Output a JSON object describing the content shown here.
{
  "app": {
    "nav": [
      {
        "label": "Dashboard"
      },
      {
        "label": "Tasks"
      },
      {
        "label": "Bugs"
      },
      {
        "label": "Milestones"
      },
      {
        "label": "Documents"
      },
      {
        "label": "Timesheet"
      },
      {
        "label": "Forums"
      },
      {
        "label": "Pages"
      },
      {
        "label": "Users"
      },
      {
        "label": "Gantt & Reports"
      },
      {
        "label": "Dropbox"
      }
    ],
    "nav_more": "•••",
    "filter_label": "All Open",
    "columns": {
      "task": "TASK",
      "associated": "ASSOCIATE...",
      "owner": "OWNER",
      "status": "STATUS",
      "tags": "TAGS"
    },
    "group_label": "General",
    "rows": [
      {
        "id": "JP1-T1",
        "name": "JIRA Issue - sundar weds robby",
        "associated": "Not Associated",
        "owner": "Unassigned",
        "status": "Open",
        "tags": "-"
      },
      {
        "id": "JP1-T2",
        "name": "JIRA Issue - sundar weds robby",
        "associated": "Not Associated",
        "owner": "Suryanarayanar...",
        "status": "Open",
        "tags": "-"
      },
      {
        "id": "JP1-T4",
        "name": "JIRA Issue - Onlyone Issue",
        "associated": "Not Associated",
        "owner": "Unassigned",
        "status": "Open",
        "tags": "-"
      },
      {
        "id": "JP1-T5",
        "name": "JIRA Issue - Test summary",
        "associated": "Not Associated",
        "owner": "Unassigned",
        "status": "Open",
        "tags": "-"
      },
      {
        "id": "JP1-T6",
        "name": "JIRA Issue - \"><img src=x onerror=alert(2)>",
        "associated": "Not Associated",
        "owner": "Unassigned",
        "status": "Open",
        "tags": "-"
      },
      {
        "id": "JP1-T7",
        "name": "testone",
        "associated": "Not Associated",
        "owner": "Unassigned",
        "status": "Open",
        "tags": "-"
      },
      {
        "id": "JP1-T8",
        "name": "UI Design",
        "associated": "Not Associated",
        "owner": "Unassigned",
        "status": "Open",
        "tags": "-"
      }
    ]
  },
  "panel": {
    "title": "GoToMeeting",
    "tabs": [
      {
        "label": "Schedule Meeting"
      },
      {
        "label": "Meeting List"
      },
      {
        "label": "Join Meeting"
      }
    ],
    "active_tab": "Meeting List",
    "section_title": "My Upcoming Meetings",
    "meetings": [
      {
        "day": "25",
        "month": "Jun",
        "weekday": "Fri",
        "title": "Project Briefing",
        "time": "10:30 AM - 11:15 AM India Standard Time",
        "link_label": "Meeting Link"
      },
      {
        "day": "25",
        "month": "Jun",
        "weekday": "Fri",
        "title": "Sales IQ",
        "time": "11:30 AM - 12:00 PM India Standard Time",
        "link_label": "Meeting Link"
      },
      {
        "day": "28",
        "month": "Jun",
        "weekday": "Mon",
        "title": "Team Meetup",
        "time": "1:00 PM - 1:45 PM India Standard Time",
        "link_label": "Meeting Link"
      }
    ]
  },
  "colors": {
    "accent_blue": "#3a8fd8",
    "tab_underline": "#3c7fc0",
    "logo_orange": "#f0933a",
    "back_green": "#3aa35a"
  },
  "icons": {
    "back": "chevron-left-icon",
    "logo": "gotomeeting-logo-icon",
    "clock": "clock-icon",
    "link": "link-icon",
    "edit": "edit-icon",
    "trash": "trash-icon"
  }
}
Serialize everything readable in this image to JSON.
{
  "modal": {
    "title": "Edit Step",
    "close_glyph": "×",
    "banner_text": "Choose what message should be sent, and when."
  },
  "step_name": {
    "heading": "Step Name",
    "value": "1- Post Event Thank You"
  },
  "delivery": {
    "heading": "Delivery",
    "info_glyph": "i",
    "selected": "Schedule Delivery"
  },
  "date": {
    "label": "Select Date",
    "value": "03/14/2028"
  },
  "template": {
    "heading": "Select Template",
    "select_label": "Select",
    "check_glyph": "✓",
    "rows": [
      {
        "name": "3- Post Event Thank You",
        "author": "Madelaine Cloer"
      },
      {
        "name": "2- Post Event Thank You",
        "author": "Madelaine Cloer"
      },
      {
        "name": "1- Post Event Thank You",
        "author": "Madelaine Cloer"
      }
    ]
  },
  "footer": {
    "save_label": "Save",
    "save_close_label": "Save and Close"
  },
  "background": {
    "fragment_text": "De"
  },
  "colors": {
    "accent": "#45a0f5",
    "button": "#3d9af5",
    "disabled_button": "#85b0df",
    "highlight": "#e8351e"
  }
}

_WHAT IS REQUIRED_
Send back exactly the lines from the line with "Serialize everything readable" through the end of the records.

_WRITTEN ANSWER_
Serialize everything readable in this image to JSON.
{
  "modal": {
    "title": "Edit Step",
    "close_glyph": "×",
    "banner_text": "Choose what message should be sent, and when."
  },
  "step_name": {
    "heading": "Step Name",
    "value": "1- Post Event Thank You"
  },
  "delivery": {
    "heading": "Delivery",
    "info_glyph": "i",
    "selected": "Schedule Delivery"
  },
  "date": {
    "label": "Select Date",
    "value": "03/14/2028"
  },
  "template": {
    "heading": "Select Template",
    "select_label": "Select",
    "check_glyph": "✓",
    "rows": [
      {
        "name": "3- Post Event Thank You",
        "author": "Madelaine Cloer"
      },
      {
        "name": "2- Post Event Thank You",
        "author": "Madelaine Cloer"
      },
      {
        "name": "1- Post Event Thank You",
        "author": "Madelaine Cloer"
      }
    ]
  },
  "footer": {
    "save_label": "Save",
    "save_close_label": "Save and Close"
  },
  "background": {
    "fragment_text": "De"
  },
  "colors": {
    "accent": "#45a0f5",
    "button": "#3d9af5",
    "disabled_button": "#85b0df",
    "highlight": "#e8351e"
  }
}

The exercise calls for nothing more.